* Exercise brief: Exclude all pictures, then copy each of the records exactly as written.

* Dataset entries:
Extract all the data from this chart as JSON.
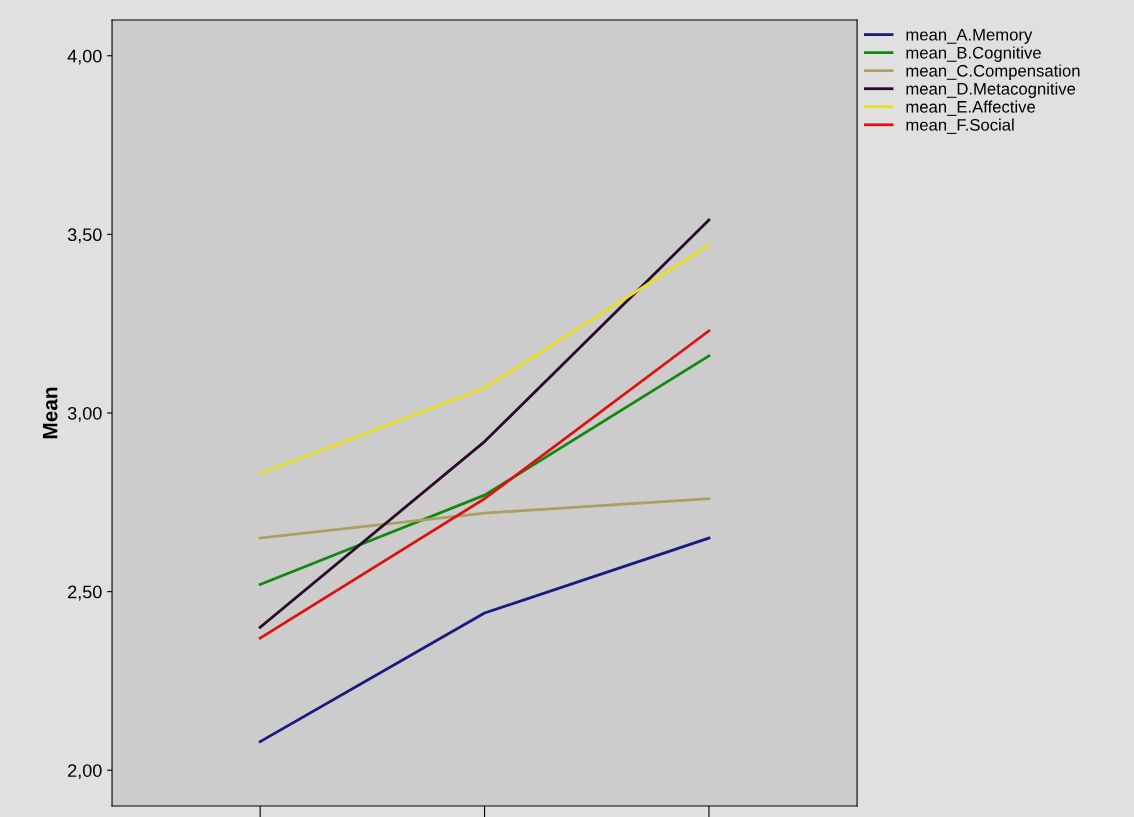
{
  "chart_data": {
    "type": "line",
    "ylabel": "Mean",
    "categories": [
      null,
      null,
      null
    ],
    "series": [
      {
        "name": "mean_A.Memory",
        "color": "#1a1a80",
        "values": [
          2.08,
          2.44,
          2.65
        ]
      },
      {
        "name": "mean_B.Cognitive",
        "color": "#118811",
        "values": [
          2.52,
          2.77,
          3.16
        ]
      },
      {
        "name": "mean_C.Compensation",
        "color": "#aaa060",
        "values": [
          2.65,
          2.72,
          2.76
        ]
      },
      {
        "name": "mean_D.Metacognitive",
        "color": "#2a0a2a",
        "values": [
          2.4,
          2.92,
          3.54
        ]
      },
      {
        "name": "mean_E.Affective",
        "color": "#e8e020",
        "values": [
          2.83,
          3.07,
          3.47
        ]
      },
      {
        "name": "mean_F.Social",
        "color": "#dd1111",
        "values": [
          2.37,
          2.76,
          3.23
        ]
      }
    ],
    "ylim": [
      1.9,
      4.1
    ],
    "yticks": [
      {
        "value": 2.0,
        "label": "2,00"
      },
      {
        "value": 2.5,
        "label": "2,50"
      },
      {
        "value": 3.0,
        "label": "3,00"
      },
      {
        "value": 3.5,
        "label": "3,50"
      },
      {
        "value": 4.0,
        "label": "4,00"
      }
    ],
    "legend": "top right",
    "grid": false,
    "marker": "none",
    "line_style": "solid"
  }
}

* Written solution:
Extract all the data from this chart as JSON.
{
  "chart_data": {
    "type": "line",
    "ylabel": "Mean",
    "categories": [
      null,
      null,
      null
    ],
    "series": [
      {
        "name": "mean_A.Memory",
        "color": "#1a1a80",
        "values": [
          2.08,
          2.44,
          2.65
        ]
      },
      {
        "name": "mean_B.Cognitive",
        "color": "#118811",
        "values": [
          2.52,
          2.77,
          3.16
        ]
      },
      {
        "name": "mean_C.Compensation",
        "color": "#aaa060",
        "values": [
          2.65,
          2.72,
          2.76
        ]
      },
      {
        "name": "mean_D.Metacognitive",
        "color": "#2a0a2a",
        "values": [
          2.4,
          2.92,
          3.54
        ]
      },
      {
        "name": "mean_E.Affective",
        "color": "#e8e020",
        "values": [
          2.83,
          3.07,
          3.47
        ]
      },
      {
        "name": "mean_F.Social",
        "color": "#dd1111",
        "values": [
          2.37,
          2.76,
          3.23
        ]
      }
    ],
    "ylim": [
      1.9,
      4.1
    ],
    "yticks": [
      {
        "value": 2.0,
        "label": "2,00"
      },
      {
        "value": 2.5,
        "label": "2,50"
      },
      {
        "value": 3.0,
        "label": "3,00"
      },
      {
        "value": 3.5,
        "label": "3,50"
      },
      {
        "value": 4.0,
        "label": "4,00"
      }
    ],
    "legend": "top right",
    "grid": false,
    "marker": "none",
    "line_style": "solid"
  }
}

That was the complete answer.